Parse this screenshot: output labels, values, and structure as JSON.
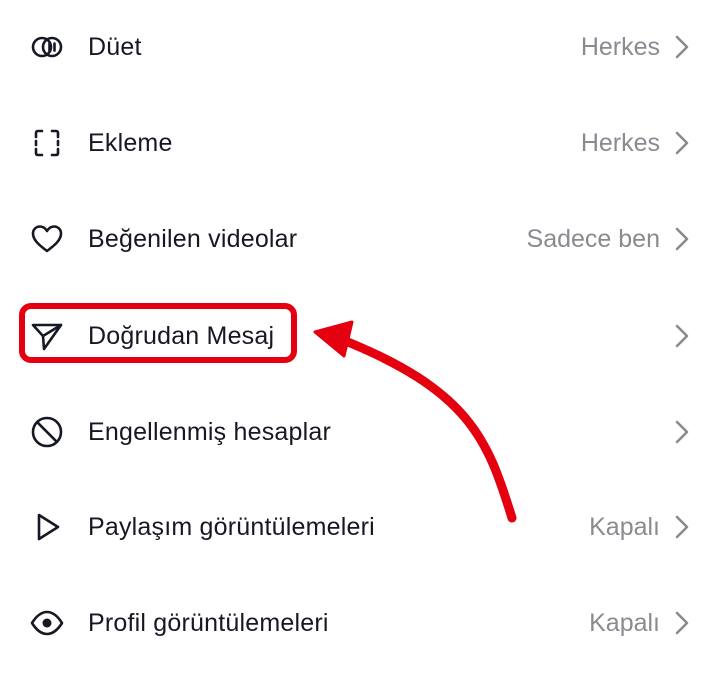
{
  "settings": {
    "items": [
      {
        "label": "Düet",
        "value": "Herkes",
        "icon": "duet-icon"
      },
      {
        "label": "Ekleme",
        "value": "Herkes",
        "icon": "stitch-icon"
      },
      {
        "label": "Beğenilen videolar",
        "value": "Sadece ben",
        "icon": "heart-icon"
      },
      {
        "label": "Doğrudan Mesaj",
        "value": "",
        "icon": "send-icon"
      },
      {
        "label": "Engellenmiş hesaplar",
        "value": "",
        "icon": "block-icon"
      },
      {
        "label": "Paylaşım görüntülemeleri",
        "value": "Kapalı",
        "icon": "play-icon"
      },
      {
        "label": "Profil görüntülemeleri",
        "value": "Kapalı",
        "icon": "eye-icon"
      }
    ]
  },
  "colors": {
    "text": "#161823",
    "secondary_text": "#8a8b91",
    "icon": "#161823",
    "annotation": "#e4000f"
  }
}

--------------------------------------------------

INSTRUCTIONS FOR THE TASK:
Reproduce all of the data exactly; the pictures do not belong in the copy.

EXPECTED OUTPUT:
Parse this screenshot: output labels, values, and structure as JSON.
{
  "settings": {
    "items": [
      {
        "label": "Düet",
        "value": "Herkes",
        "icon": "duet-icon"
      },
      {
        "label": "Ekleme",
        "value": "Herkes",
        "icon": "stitch-icon"
      },
      {
        "label": "Beğenilen videolar",
        "value": "Sadece ben",
        "icon": "heart-icon"
      },
      {
        "label": "Doğrudan Mesaj",
        "value": "",
        "icon": "send-icon"
      },
      {
        "label": "Engellenmiş hesaplar",
        "value": "",
        "icon": "block-icon"
      },
      {
        "label": "Paylaşım görüntülemeleri",
        "value": "Kapalı",
        "icon": "play-icon"
      },
      {
        "label": "Profil görüntülemeleri",
        "value": "Kapalı",
        "icon": "eye-icon"
      }
    ]
  },
  "colors": {
    "text": "#161823",
    "secondary_text": "#8a8b91",
    "icon": "#161823",
    "annotation": "#e4000f"
  }
}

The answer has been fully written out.